>> START

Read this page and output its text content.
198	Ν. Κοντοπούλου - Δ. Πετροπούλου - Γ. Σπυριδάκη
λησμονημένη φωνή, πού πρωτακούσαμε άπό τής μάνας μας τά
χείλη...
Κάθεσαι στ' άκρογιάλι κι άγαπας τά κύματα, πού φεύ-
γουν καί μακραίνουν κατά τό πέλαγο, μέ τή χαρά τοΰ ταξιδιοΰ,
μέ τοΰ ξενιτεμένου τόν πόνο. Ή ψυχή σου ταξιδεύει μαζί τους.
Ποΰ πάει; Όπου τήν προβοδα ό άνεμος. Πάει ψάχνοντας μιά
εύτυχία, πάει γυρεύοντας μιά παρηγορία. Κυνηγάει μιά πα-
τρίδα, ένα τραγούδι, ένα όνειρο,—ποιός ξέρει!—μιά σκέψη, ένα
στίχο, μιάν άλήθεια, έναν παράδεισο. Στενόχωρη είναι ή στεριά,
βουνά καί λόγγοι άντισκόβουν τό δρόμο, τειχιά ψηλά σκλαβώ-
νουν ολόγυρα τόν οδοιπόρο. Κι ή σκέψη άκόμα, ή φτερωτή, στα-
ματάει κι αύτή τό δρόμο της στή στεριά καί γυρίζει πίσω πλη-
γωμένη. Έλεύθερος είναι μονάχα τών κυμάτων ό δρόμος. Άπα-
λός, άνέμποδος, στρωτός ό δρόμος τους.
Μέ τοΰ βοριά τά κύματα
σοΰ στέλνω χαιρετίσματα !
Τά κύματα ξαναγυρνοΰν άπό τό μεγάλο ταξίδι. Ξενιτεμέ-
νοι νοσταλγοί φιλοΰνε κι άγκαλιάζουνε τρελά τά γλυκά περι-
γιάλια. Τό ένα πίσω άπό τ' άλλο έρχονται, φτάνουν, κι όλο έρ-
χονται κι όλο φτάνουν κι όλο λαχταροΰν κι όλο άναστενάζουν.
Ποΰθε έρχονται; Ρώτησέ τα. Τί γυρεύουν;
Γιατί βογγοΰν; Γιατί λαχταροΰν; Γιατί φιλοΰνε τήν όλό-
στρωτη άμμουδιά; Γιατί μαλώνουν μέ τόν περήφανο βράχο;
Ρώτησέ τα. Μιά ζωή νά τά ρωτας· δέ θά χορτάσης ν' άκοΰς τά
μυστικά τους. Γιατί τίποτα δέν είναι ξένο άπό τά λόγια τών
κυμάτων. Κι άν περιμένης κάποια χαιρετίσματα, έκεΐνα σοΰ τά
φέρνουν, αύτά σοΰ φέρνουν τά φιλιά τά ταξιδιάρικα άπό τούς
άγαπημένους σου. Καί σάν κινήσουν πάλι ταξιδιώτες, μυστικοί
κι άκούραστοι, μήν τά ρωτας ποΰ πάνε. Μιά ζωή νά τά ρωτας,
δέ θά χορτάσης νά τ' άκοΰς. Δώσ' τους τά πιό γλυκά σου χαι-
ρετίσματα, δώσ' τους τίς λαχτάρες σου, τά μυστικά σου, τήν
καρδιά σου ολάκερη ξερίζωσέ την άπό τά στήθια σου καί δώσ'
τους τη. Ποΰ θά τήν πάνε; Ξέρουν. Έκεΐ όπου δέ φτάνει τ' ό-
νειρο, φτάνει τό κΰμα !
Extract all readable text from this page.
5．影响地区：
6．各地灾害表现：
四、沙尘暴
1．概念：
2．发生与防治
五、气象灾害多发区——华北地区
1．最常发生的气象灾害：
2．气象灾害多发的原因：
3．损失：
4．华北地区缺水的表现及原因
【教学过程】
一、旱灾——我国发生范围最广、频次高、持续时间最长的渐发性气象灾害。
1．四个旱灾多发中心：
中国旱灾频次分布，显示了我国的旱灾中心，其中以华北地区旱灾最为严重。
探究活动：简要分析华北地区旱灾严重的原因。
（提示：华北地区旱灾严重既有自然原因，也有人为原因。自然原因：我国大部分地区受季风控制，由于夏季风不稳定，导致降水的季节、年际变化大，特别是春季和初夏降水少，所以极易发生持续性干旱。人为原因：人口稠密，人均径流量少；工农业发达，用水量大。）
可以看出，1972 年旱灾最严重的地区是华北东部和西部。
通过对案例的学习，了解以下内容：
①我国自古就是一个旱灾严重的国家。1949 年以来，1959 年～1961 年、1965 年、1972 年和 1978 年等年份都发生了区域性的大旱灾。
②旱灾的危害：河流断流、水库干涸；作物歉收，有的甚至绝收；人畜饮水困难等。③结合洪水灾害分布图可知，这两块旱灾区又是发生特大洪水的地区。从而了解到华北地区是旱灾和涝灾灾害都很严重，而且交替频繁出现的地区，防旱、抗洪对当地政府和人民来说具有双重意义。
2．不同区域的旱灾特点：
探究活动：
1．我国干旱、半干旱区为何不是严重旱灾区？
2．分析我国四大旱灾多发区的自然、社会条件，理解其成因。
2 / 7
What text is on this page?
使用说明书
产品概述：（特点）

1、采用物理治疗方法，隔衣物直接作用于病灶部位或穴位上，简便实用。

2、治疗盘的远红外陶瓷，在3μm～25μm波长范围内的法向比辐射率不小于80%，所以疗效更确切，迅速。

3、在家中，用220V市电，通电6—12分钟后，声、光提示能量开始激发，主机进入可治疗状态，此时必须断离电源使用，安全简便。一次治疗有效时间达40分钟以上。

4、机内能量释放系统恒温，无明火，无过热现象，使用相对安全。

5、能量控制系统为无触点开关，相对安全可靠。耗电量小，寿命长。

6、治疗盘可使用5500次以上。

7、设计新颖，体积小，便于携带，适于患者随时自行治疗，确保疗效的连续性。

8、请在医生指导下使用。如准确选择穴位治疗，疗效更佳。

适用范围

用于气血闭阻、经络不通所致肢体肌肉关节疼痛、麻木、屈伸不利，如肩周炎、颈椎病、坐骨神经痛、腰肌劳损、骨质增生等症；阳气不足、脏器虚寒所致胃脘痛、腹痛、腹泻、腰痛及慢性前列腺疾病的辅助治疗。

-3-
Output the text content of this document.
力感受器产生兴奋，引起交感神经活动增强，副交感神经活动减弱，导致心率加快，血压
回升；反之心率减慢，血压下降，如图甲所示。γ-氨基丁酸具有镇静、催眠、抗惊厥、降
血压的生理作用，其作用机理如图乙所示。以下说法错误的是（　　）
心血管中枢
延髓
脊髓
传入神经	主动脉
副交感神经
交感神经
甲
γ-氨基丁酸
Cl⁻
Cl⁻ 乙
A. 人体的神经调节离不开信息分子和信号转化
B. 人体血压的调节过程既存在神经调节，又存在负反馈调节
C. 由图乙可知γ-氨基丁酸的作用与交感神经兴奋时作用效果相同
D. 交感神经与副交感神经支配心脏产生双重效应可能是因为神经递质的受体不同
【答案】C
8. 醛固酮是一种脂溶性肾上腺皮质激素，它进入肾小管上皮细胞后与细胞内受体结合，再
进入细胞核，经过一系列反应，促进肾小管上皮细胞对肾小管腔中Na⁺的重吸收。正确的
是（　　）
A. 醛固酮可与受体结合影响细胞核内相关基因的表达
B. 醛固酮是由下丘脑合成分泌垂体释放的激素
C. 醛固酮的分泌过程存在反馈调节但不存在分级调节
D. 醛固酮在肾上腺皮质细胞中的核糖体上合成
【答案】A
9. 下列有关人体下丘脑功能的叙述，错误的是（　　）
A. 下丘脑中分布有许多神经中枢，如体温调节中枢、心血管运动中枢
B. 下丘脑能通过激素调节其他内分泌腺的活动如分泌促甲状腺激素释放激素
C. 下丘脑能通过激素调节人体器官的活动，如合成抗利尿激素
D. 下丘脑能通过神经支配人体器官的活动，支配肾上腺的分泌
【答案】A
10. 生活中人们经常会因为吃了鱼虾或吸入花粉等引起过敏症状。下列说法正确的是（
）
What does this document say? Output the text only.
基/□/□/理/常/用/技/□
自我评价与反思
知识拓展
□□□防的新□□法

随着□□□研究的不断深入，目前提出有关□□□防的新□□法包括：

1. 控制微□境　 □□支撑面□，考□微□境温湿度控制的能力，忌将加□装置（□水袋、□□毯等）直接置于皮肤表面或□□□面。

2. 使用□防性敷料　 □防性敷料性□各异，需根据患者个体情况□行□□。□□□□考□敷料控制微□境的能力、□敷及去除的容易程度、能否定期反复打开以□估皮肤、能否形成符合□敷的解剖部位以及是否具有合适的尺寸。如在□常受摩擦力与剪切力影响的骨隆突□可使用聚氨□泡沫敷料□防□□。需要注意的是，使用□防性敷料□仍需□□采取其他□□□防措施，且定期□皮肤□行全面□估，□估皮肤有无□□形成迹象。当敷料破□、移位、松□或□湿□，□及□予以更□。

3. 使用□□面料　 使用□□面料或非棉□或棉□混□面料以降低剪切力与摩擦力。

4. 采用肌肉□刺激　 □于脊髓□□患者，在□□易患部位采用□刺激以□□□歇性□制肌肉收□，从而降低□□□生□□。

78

>> END

# Exercise brief
Show all lines from the data above in which the word "text" appears.

# Result for this task
Read this page and output its text content.
Extract all readable text from this page.
What text is on this page?
Output the text content of this document.
What does this document say? Output the text only.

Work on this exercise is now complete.